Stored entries
^^^^^^^^

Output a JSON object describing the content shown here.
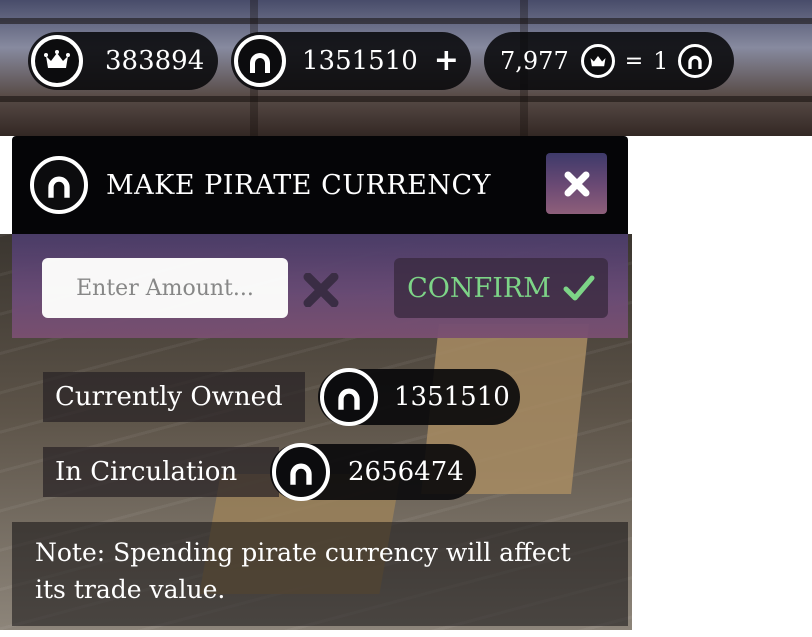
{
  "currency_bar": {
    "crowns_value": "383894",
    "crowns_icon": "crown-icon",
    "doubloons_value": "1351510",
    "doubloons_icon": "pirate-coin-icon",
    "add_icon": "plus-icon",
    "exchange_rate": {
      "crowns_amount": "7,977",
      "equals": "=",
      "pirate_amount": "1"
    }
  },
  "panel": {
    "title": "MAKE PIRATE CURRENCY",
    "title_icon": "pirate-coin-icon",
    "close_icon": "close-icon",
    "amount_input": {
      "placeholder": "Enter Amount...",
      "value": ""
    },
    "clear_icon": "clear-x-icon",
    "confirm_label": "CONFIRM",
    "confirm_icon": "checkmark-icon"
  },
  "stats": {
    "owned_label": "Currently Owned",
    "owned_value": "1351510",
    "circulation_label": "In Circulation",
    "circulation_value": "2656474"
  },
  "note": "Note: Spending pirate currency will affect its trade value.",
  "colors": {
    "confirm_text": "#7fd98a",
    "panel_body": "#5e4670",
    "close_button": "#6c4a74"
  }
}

^^^^^^^^

*Task objective*. Your job is to transcribe the entries above exactly; skip the pictures.

*Correct output*.
Output a JSON object describing the content shown here.
{
  "currency_bar": {
    "crowns_value": "383894",
    "crowns_icon": "crown-icon",
    "doubloons_value": "1351510",
    "doubloons_icon": "pirate-coin-icon",
    "add_icon": "plus-icon",
    "exchange_rate": {
      "crowns_amount": "7,977",
      "equals": "=",
      "pirate_amount": "1"
    }
  },
  "panel": {
    "title": "MAKE PIRATE CURRENCY",
    "title_icon": "pirate-coin-icon",
    "close_icon": "close-icon",
    "amount_input": {
      "placeholder": "Enter Amount...",
      "value": ""
    },
    "clear_icon": "clear-x-icon",
    "confirm_label": "CONFIRM",
    "confirm_icon": "checkmark-icon"
  },
  "stats": {
    "owned_label": "Currently Owned",
    "owned_value": "1351510",
    "circulation_label": "In Circulation",
    "circulation_value": "2656474"
  },
  "note": "Note: Spending pirate currency will affect its trade value.",
  "colors": {
    "confirm_text": "#7fd98a",
    "panel_body": "#5e4670",
    "close_button": "#6c4a74"
  }
}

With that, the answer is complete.